STATED PROBLEM 1 ▸
Output the portion of the excerpt on expected-goals calibration from "if (event_level == 'second')" to "<- rep(estimate, length(truth))", reproducing it word for word.
STATED PROBLEM 2 ▸
Carry on the excerpt on expected-goals calibration and the Brier score, picking up at the point where the given portion ends.

EXCERPT PROVIDED ▸
-*-
We can use probably::cal_plot_breaks() to visually assess whether the observed rate of non-penalty goals (y-axis) is close to the predicted probability of goals (npxG, x-axis).⁷ If the xG model’s predictions are “well calibrated”, the calibration points will align with the “ideal” line having slope 1 and intercept 0. Points at which the curve is below the diagonal line indicate where the model is more likelty to overpredict; and, likewise, points where the curve is above the diagonal line indicate where the model is underpredicting.

Code

library(probably) ## 0.1.0.9007

overall_calibration <- cal_plot_breaks(
  np_shots,
  truth = is_goal,
  estimate = xg,
  num_breaks = 20,
  conf_level = 0.9,
  event_level = 'second'
)

We can see that the model is pretty well calibrated on the lower end of the spectrum, when xG < 0.25. This makes up a larger majority of the shots (~90%). However, the model is not as well calibrated for higher xG values, tending to overpredict. For example, at the calibration point where npxG is 0.675, the actual goal rate is 0.6.

Observing the miscalibration for shots with xG > 0.25, one has to wonder whether the removal of the “big chance” feature in favor of other contextual features—an update that Opta made sometime in the first half of 2022—may have (unintentionally) made the model worse in some ways.⁸ Unfortunately, I didn’t have accessed to Opta xG data prior to that update, so I can’t evaluate this hypothesis. (For all we know, the model calibration for high xG shots might have been worse before!)

Brier Skill Score (BSS)

One thing that is not provided in the {tidymodels} realm (specifically, the {yardstick} package) is a function to compute Brier score. Nonetheless, we can define a Brier score function ourselves by closely following the mean squared error custom metric example provided by the {tidymodels} team.⁹

Code

library(yardstick)
library(rlang)
brier_score <- function(data, ...) {
  UseMethod('brier_score')
}

brier_score <- yardstick::new_prob_metric(brier_score, direction = 'minimize')

brier_score_vec <- function(truth, estimate, na_rm = TRUE, event_level, ...) {
  
  brier_score_impl <- function(truth, estimate, event_level, ...) {
    truth <- 1 - (as.numeric(truth) - 1)
    
    if (event_level == 'second') {
      truth <- 1 - truth
    }
    
    mean((truth - estimate)^2)
  }
  
  ## Recycle the estimate value if it's scalar-ish.
  if (length(estimate) == 1) {
    estimate <- rep(estimate, length(truth))
  }
  
  yardstick::metric_vec_template(
    metric_impl = brier_score_impl,
    truth = truth,
    estimate = estimate,
    na_rm = na_rm,
    cls = c('factor', 'numeric'),
    estimator = 'binary',
    event_level = event_level,
    ...
  )
}

brier_score.data.frame <- function(data, truth, estimate, na_rm = TRUE, event_level = 'first', ...) {
  yardstick::metric_summarizer(
    metric_nm = 'brier_score',
    metric_fn = brier_score_vec,
    data = data,
    truth = !!rlang::enquo(truth),
    estimate = !!rlang::enquo(estimate),
    na_rm = na_rm,
    event_level = event_level,
    ...
-*-
PROVIDED RECORDS ▸
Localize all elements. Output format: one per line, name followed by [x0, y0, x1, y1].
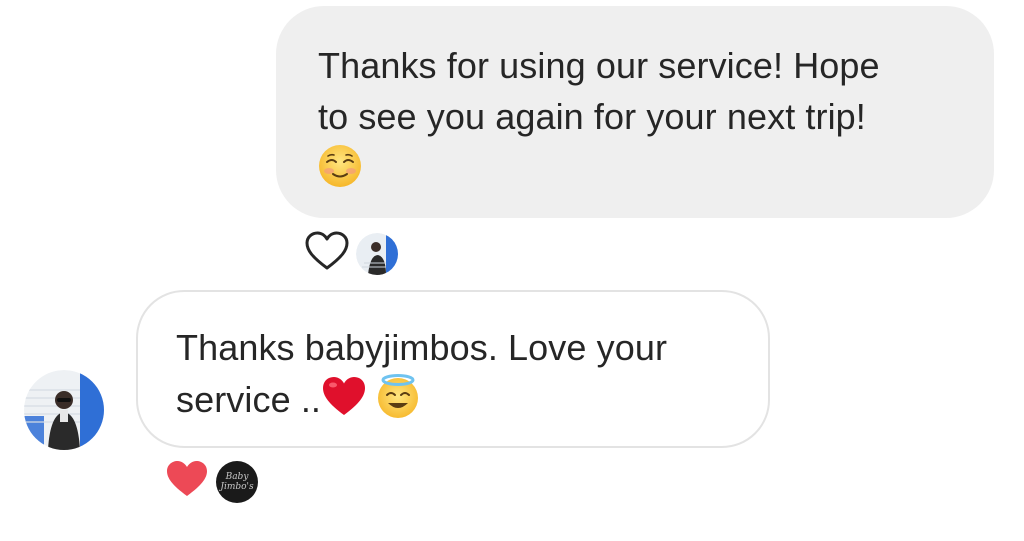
smiling-face-emoji-icon [318, 142, 362, 193]
heart-outline-icon[interactable] [304, 230, 350, 277]
brand-avatar[interactable]: Baby Jimbo's [216, 460, 258, 503]
brand-avatar-line1: Baby [225, 471, 249, 482]
outgoing-message-text: Thanks for using our service! Hope to se… [318, 45, 880, 137]
incoming-message-text: Thanks babyjimbos. Love your service .. [176, 322, 738, 432]
incoming-reactions: Baby Jimbo's [164, 458, 258, 505]
halo-face-emoji-icon [367, 373, 421, 432]
outgoing-message-bubble[interactable]: Thanks for using our service! Hope to se… [276, 6, 994, 218]
red-heart-emoji-icon [321, 375, 367, 430]
brand-avatar-line2: Jimbo's [220, 481, 254, 492]
outgoing-reactions [304, 230, 398, 277]
heart-filled-icon[interactable] [164, 458, 210, 505]
sender-avatar[interactable] [24, 370, 104, 450]
incoming-message-text-content: Thanks babyjimbos. Love your service .. [176, 327, 668, 421]
avatar[interactable] [356, 232, 398, 275]
incoming-message-bubble[interactable]: Thanks babyjimbos. Love your service .. [136, 290, 770, 448]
-*-
RESPONSE 1 ▸
if (event_level == 'second') {
      truth <- 1 - truth
    }
    
    mean((truth - estimate)^2)
  }
  
  ## Recycle the estimate value if it's scalar-ish.
  if (length(estimate) == 1) {
    estimate <- rep(estimate, length(truth))

RESPONSE 2 ▸
  )
}

Let’s compute the Brier scores for (1) the overall goal rate (i.e. shots per goal) and (2) xG. We should expect the Brier score for the latter to be closer to 0 (perfect model), since xG should be a better predictor of goals than the naive goal rate.

Code

np_goal_rate <- np_shots |> 
  count(is_goal) |> 
  mutate(prop = n / sum(n)) |> 
  filter(is_goal == 'yes') |> 
  pull(prop)
np_goal_rate
#> 0.0960288

np_goal_rate_brier_score <- np_shots |> 
  brier_score(
    truth = is_goal,
    estimate = !!np_goal_rate,
    event_level = 'second'
  ) |> 
  pull(.estimate)
np_goal_rate_brier_score
#> [1] 0.08680727

npxg_brier_score <- np_shots |> 
  brier_score(
    truth = is_goal,
    estimate = xg,
    event_level = 'second'
  ) |> 
  pull(.estimate)
npxg_brier_score
#> [1] 0.07150071

Now we can go on to compute Brier skill score (BSS) using an appropriate reference Brier score.¹⁰ In this context, the average goal rate seems to be a good choice for a baseline. In contrast to the Brier score, a higher BSS is ideal. (A perfect model would have a BSS of 1.)

Code

1 - (npxg_brier_score / np_goal_rate_brier_score)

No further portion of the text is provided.